_Aim_. Scan the listing and work out how many lines contain the word "ξίδι". Nothing but the number should be given.

═════ Stored data

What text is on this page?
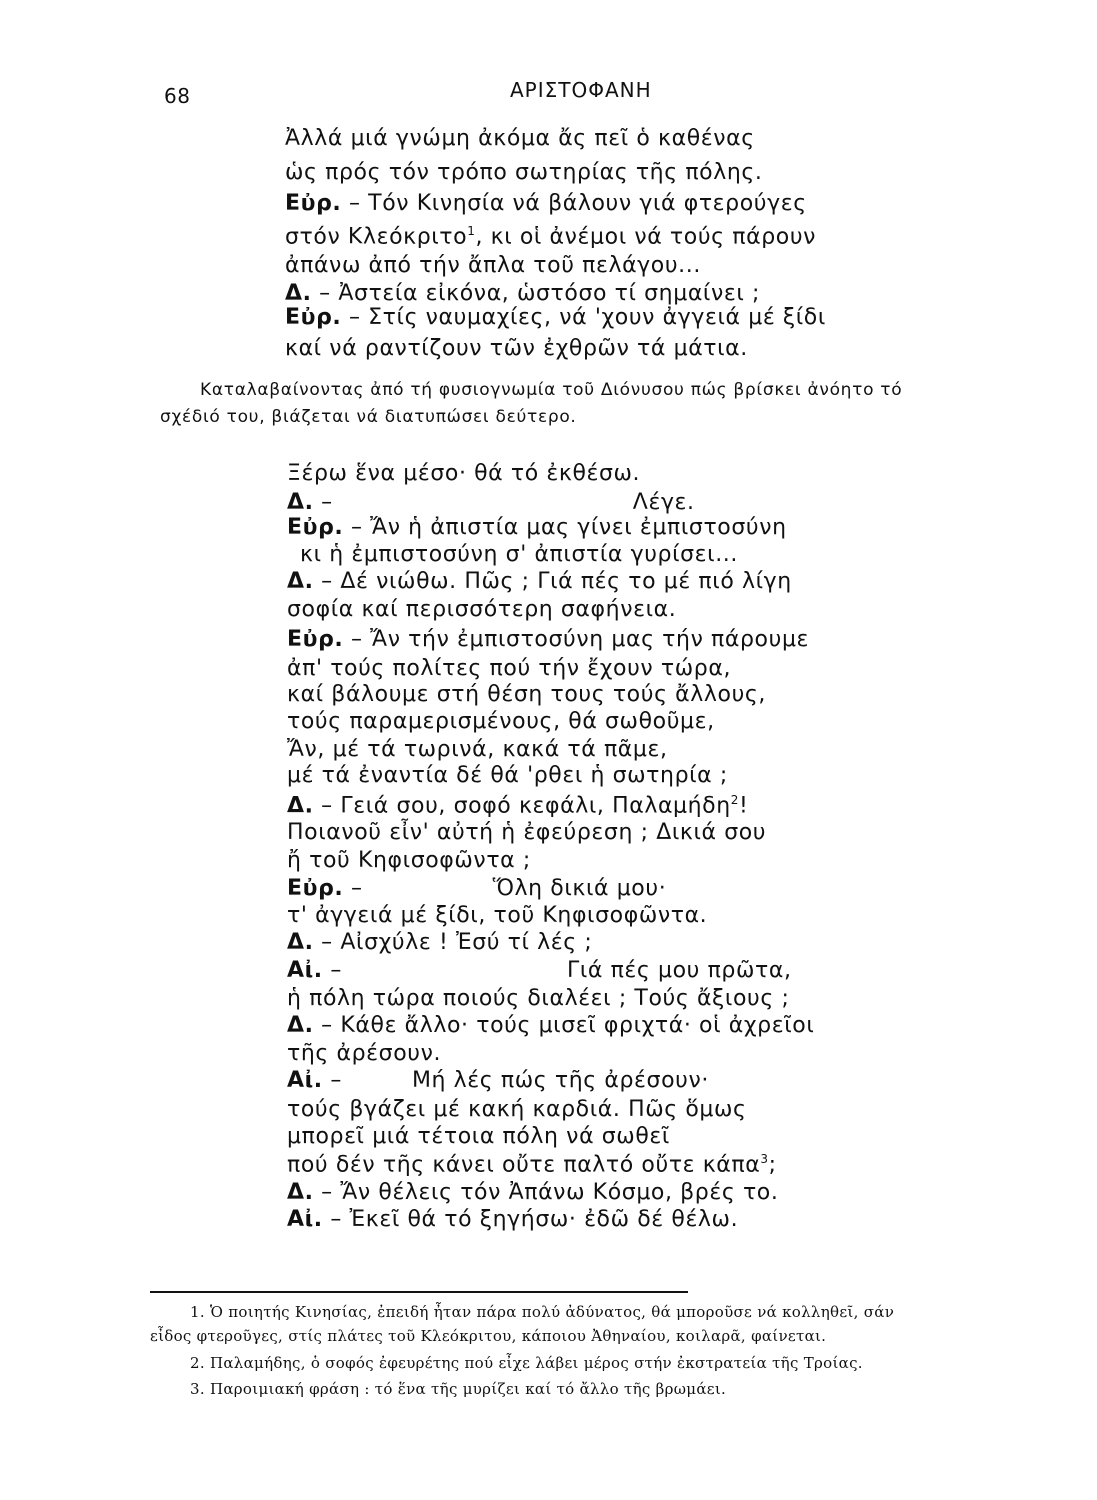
68	ΑΡΙΣΤΟΦΑΝΗ
Ἀλλά μιά γνώμη ἀκόμα ἄς πεῖ ὁ καθένας
ὡς πρός τόν τρόπο σωτηρίας τῆς πόλης.
Εὐρ. – Τόν Κινησία νά βάλουν γιά φτερούγες
στόν Κλεόκριτο$^1$, κι οἱ ἀνέμοι νά τούς πάρουν
ἀπάνω ἀπό τήν ἄπλα τοῦ πελάγου...
Δ. – Ἀστεία εἰκόνα, ὡστόσο τί σημαίνει ;
Εὐρ. – Στίς ναυμαχίες, νά 'χουν ἀγγειά μέ ξίδι
καί νά ραντίζουν τῶν ἐχθρῶν τά μάτια.
Καταλαβαίνοντας ἀπό τή φυσιογνωμία τοῦ Διόνυσου πώς βρίσκει ἀνόητο τό
σχέδιό του, βιάζεται νά διατυπώσει δεύτερο.
Ξέρω ἕνα μέσο· θά τό ἐκθέσω.
Δ. –	Λέγε.
Εὐρ. – Ἄν ἡ ἀπιστία μας γίνει ἐμπιστοσύνη
κι ἡ ἐμπιστοσύνη σ' ἀπιστία γυρίσει...
Δ. – Δέ νιώθω. Πῶς ; Γιά πές το μέ πιό λίγη
σοφία καί περισσότερη σαφήνεια.
Εὐρ. – Ἄν τήν ἐμπιστοσύνη μας τήν πάρουμε
ἀπ' τούς πολίτες πού τήν ἔχουν τώρα,
καί βάλουμε στή θέση τους τούς ἄλλους,
τούς παραμερισμένους, θά σωθοῦμε,
Ἄν, μέ τά τωρινά, κακά τά πᾶμε,
μέ τά ἐναντία δέ θά 'ρθει ἡ σωτηρία ;
Δ. – Γειά σου, σοφό κεφάλι, Παλαμήδη$^2$!
Ποιανοῦ εἶν' αὐτή ἡ ἐφεύρεση ; Δικιά σου
ἤ τοῦ Κηφισοφῶντα ;
Εὐρ. –	Ὅλη δικιά μου·
τ' ἀγγειά μέ ξίδι, τοῦ Κηφισοφῶντα.
Δ. – Αἰσχύλε ! Ἐσύ τί λές ;
Αἰ. –	Γιά πές μου πρῶτα,
ἡ πόλη τώρα ποιούς διαλέει ; Τούς ἄξιους ;
Δ. – Κάθε ἄλλο· τούς μισεῖ φριχτά· οἱ ἀχρεῖοι
τῆς ἀρέσουν.
Αἰ. –	Μή λές πώς τῆς ἀρέσουν·
τούς βγάζει μέ κακή καρδιά. Πῶς ὅμως
μπορεῖ μιά τέτοια πόλη νά σωθεῖ
πού δέν τῆς κάνει οὔτε παλτό οὔτε κάπα$^3$;
Δ. – Ἄν θέλεις τόν Ἀπάνω Κόσμο, βρές το.
Αἰ. – Ἐκεῖ θά τό ξηγήσω· ἐδῶ δέ θέλω.
1. Ὁ ποιητής Κινησίας, ἐπειδή ἦταν πάρα πολύ ἀδύνατος, θά μποροῦσε νά κολληθεῖ, σάν
εἶδος φτεροῦγες, στίς πλάτες τοῦ Κλεόκριτου, κάποιου Ἀθηναίου, κοιλαρᾶ, φαίνεται.
2. Παλαμήδης, ὁ σοφός ἐφευρέτης πού εἶχε λάβει μέρος στήν ἐκστρατεία τῆς Τροίας.
3. Παροιμιακή φράση : τό ἕνα τῆς μυρίζει καί τό ἄλλο τῆς βρωμάει.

══════════

_Reply_. 2